What you will do → Print all of the lines exactly. Any picture among them stays out.

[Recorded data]
══════════

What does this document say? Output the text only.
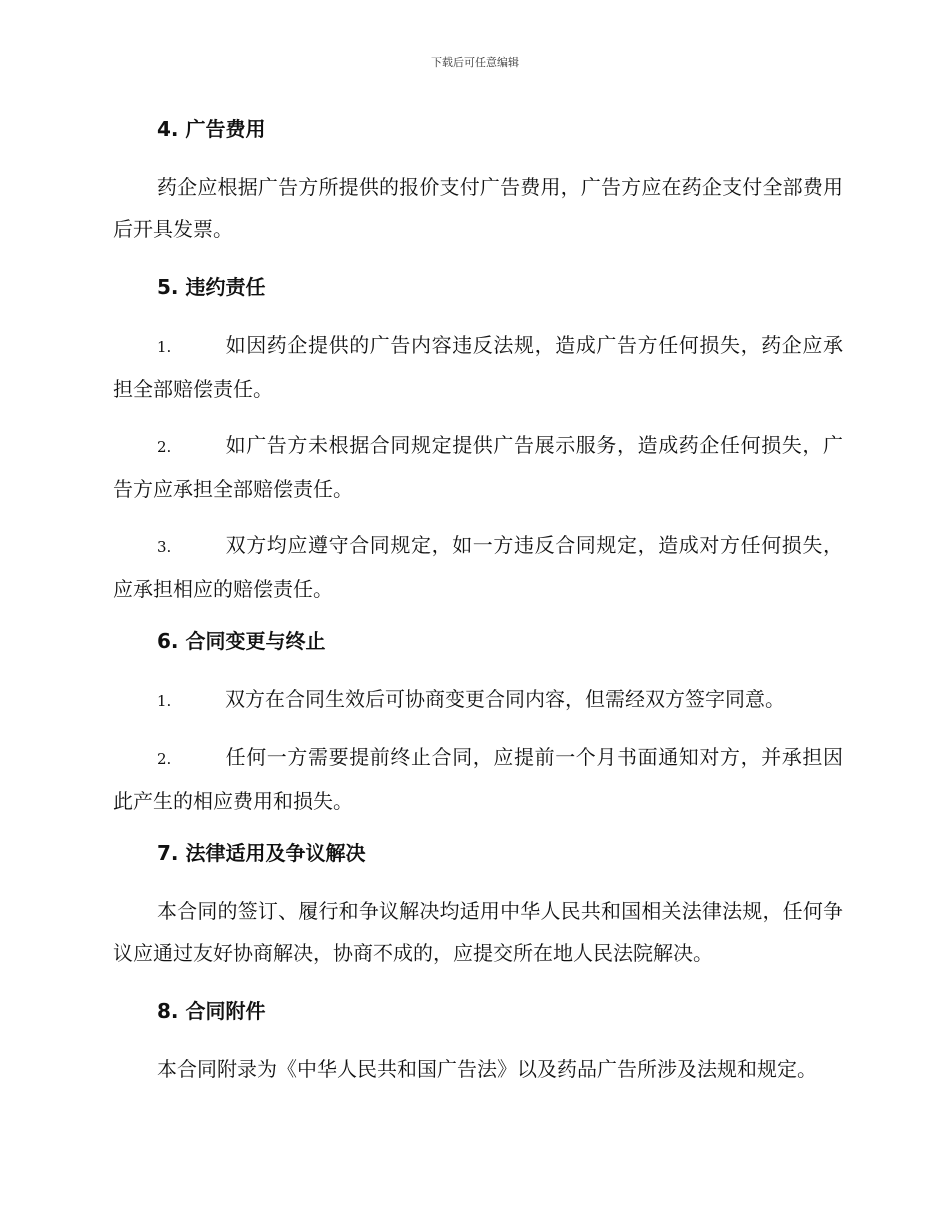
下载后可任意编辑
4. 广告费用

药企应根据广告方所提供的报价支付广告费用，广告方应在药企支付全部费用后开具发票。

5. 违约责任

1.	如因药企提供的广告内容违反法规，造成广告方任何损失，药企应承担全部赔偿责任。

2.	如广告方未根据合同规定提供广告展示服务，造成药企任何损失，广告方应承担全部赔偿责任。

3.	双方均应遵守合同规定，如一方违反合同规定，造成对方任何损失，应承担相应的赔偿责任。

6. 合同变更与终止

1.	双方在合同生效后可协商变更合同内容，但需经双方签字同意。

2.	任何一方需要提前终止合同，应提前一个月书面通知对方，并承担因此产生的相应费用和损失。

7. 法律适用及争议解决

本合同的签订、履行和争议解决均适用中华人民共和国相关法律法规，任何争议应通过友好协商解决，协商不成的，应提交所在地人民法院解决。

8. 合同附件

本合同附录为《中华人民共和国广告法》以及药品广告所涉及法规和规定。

══════════

Written solution →
What does this document say? Output the text only.
下载后可任意编辑
4. 广告费用

药企应根据广告方所提供的报价支付广告费用，广告方应在药企支付全部费用后开具发票。

5. 违约责任

1.	如因药企提供的广告内容违反法规，造成广告方任何损失，药企应承担全部赔偿责任。

2.	如广告方未根据合同规定提供广告展示服务，造成药企任何损失，广告方应承担全部赔偿责任。

3.	双方均应遵守合同规定，如一方违反合同规定，造成对方任何损失，应承担相应的赔偿责任。

6. 合同变更与终止

1.	双方在合同生效后可协商变更合同内容，但需经双方签字同意。

2.	任何一方需要提前终止合同，应提前一个月书面通知对方，并承担因此产生的相应费用和损失。

7. 法律适用及争议解决

本合同的签订、履行和争议解决均适用中华人民共和国相关法律法规，任何争议应通过友好协商解决，协商不成的，应提交所在地人民法院解决。

8. 合同附件

本合同附录为《中华人民共和国广告法》以及药品广告所涉及法规和规定。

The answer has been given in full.